GIVEN REQUEST: The data below should be restated word for word, with every picture omitted.

SOURCE RECORDS:
····················

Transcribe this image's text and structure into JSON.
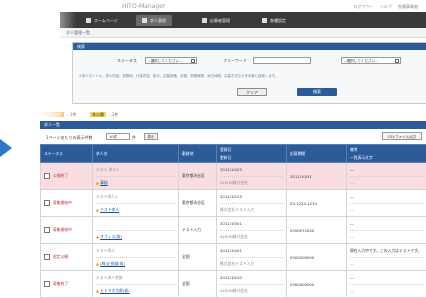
{
  "app": {
    "title": "HITO-Manager"
  },
  "top_links": [
    "ログアウト",
    "ヘルプ",
    "各種事業者"
  ],
  "nav": {
    "tabs": [
      {
        "label": "ホームページ",
        "active": false
      },
      {
        "label": "求人管理",
        "active": true
      },
      {
        "label": "応募者管理",
        "active": false
      },
      {
        "label": "各種設定",
        "active": false
      }
    ]
  },
  "breadcrumb": "求人管理一覧",
  "search": {
    "header": "検索",
    "status_label": "ステータス",
    "status_value": "--選択してください--",
    "keyword_label": "フリーワード",
    "keyword_select": "--選択してください--",
    "hint": "※求人タイトル、求人内容、勤務地、仕事内容、給与、応募資格、待遇、勤務時間、休日休暇、応募方法などを対象に検索します。",
    "clear_label": "クリア",
    "search_label": "検索"
  },
  "legend": {
    "a_label": "公開期間外",
    "a_text": "…1件",
    "b_label": "非公開",
    "b_text": "…1件"
  },
  "list": {
    "header": "求人一覧",
    "per_page_label": "1ページあたりの表示件数",
    "per_page_value": "10件",
    "per_page_unit": "件",
    "per_page_button": "表示",
    "csv_button": "CSVファイル出力"
  },
  "table": {
    "columns": [
      {
        "top": "ステータス",
        "bottom": ""
      },
      {
        "top": "求人名",
        "bottom": ""
      },
      {
        "top": "勤務地",
        "bottom": ""
      },
      {
        "top": "登録日",
        "bottom": "更新日"
      },
      {
        "top": "応募期間",
        "bottom": ""
      },
      {
        "top": "備考",
        "bottom": "一覧表示文字"
      }
    ],
    "rows": [
      {
        "status": "公開終了",
        "highlight": true,
        "name_top": "テスト 求人2",
        "name": "事務",
        "area": "東京都渋谷区",
        "date1": "2012/10/25",
        "date2": "ALEHN株式会社",
        "period": "2012/10/31",
        "note_top": "―",
        "note_bottom": "―"
      },
      {
        "status": "募集開始中",
        "highlight": false,
        "name_top": "テスト求人1",
        "name": "テスト求人",
        "area": "東京都渋谷区",
        "date1": "2012/10/15",
        "date2": "株式会社テスト入力",
        "period": "03-1234-1234",
        "note_top": "―",
        "note_bottom": "―"
      },
      {
        "status": "募集開始中",
        "highlight": false,
        "name_top": "",
        "name": "オフィス(仮)",
        "area": "テスト入力",
        "date1": "2012/10/01",
        "date2": "ALEHN株式会社",
        "period": "0300072000",
        "note_top": "―",
        "note_bottom": "―"
      },
      {
        "status": "限定公開",
        "highlight": false,
        "name_top": "テスト求人",
        "name": "(株)企画部(仮)",
        "area": "全国",
        "date1": "2012/10/01",
        "date2": "株式会社テスト入力",
        "period": "0300000000",
        "note_top": "現在入力中です。この入力はテストです。",
        "note_bottom": "―"
      },
      {
        "status": "募集終了",
        "highlight": false,
        "name_top": "テスト求人名前",
        "name": "ヒトマネ太郎(仮)",
        "area": "全国",
        "date1": "2012/10/10",
        "date2": "ALEHN株式会社",
        "period": "0300000000",
        "note_top": "―",
        "note_bottom": "―"
      }
    ]
  },
  "colors": {
    "brand": "#2c5b9a",
    "nav": "#3a3a3a",
    "highlight_row": "#f9dde0",
    "arrow": "#2a7ac7",
    "legend_a": "#e9b23f",
    "legend_b": "#f4d35e"
  }
}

····················

ANSWER TO THE TASK:
Transcribe this image's text and structure into JSON.
{
  "app": {
    "title": "HITO-Manager"
  },
  "top_links": [
    "ログアウト",
    "ヘルプ",
    "各種事業者"
  ],
  "nav": {
    "tabs": [
      {
        "label": "ホームページ",
        "active": false
      },
      {
        "label": "求人管理",
        "active": true
      },
      {
        "label": "応募者管理",
        "active": false
      },
      {
        "label": "各種設定",
        "active": false
      }
    ]
  },
  "breadcrumb": "求人管理一覧",
  "search": {
    "header": "検索",
    "status_label": "ステータス",
    "status_value": "--選択してください--",
    "keyword_label": "フリーワード",
    "keyword_select": "--選択してください--",
    "hint": "※求人タイトル、求人内容、勤務地、仕事内容、給与、応募資格、待遇、勤務時間、休日休暇、応募方法などを対象に検索します。",
    "clear_label": "クリア",
    "search_label": "検索"
  },
  "legend": {
    "a_label": "公開期間外",
    "a_text": "…1件",
    "b_label": "非公開",
    "b_text": "…1件"
  },
  "list": {
    "header": "求人一覧",
    "per_page_label": "1ページあたりの表示件数",
    "per_page_value": "10件",
    "per_page_unit": "件",
    "per_page_button": "表示",
    "csv_button": "CSVファイル出力"
  },
  "table": {
    "columns": [
      {
        "top": "ステータス",
        "bottom": ""
      },
      {
        "top": "求人名",
        "bottom": ""
      },
      {
        "top": "勤務地",
        "bottom": ""
      },
      {
        "top": "登録日",
        "bottom": "更新日"
      },
      {
        "top": "応募期間",
        "bottom": ""
      },
      {
        "top": "備考",
        "bottom": "一覧表示文字"
      }
    ],
    "rows": [
      {
        "status": "公開終了",
        "highlight": true,
        "name_top": "テスト 求人2",
        "name": "事務",
        "area": "東京都渋谷区",
        "date1": "2012/10/25",
        "date2": "ALEHN株式会社",
        "period": "2012/10/31",
        "note_top": "―",
        "note_bottom": "―"
      },
      {
        "status": "募集開始中",
        "highlight": false,
        "name_top": "テスト求人1",
        "name": "テスト求人",
        "area": "東京都渋谷区",
        "date1": "2012/10/15",
        "date2": "株式会社テスト入力",
        "period": "03-1234-1234",
        "note_top": "―",
        "note_bottom": "―"
      },
      {
        "status": "募集開始中",
        "highlight": false,
        "name_top": "",
        "name": "オフィス(仮)",
        "area": "テスト入力",
        "date1": "2012/10/01",
        "date2": "ALEHN株式会社",
        "period": "0300072000",
        "note_top": "―",
        "note_bottom": "―"
      },
      {
        "status": "限定公開",
        "highlight": false,
        "name_top": "テスト求人",
        "name": "(株)企画部(仮)",
        "area": "全国",
        "date1": "2012/10/01",
        "date2": "株式会社テスト入力",
        "period": "0300000000",
        "note_top": "現在入力中です。この入力はテストです。",
        "note_bottom": "―"
      },
      {
        "status": "募集終了",
        "highlight": false,
        "name_top": "テスト求人名前",
        "name": "ヒトマネ太郎(仮)",
        "area": "全国",
        "date1": "2012/10/10",
        "date2": "ALEHN株式会社",
        "period": "0300000000",
        "note_top": "―",
        "note_bottom": "―"
      }
    ]
  },
  "colors": {
    "brand": "#2c5b9a",
    "nav": "#3a3a3a",
    "highlight_row": "#f9dde0",
    "arrow": "#2a7ac7",
    "legend_a": "#e9b23f",
    "legend_b": "#f4d35e"
  }
}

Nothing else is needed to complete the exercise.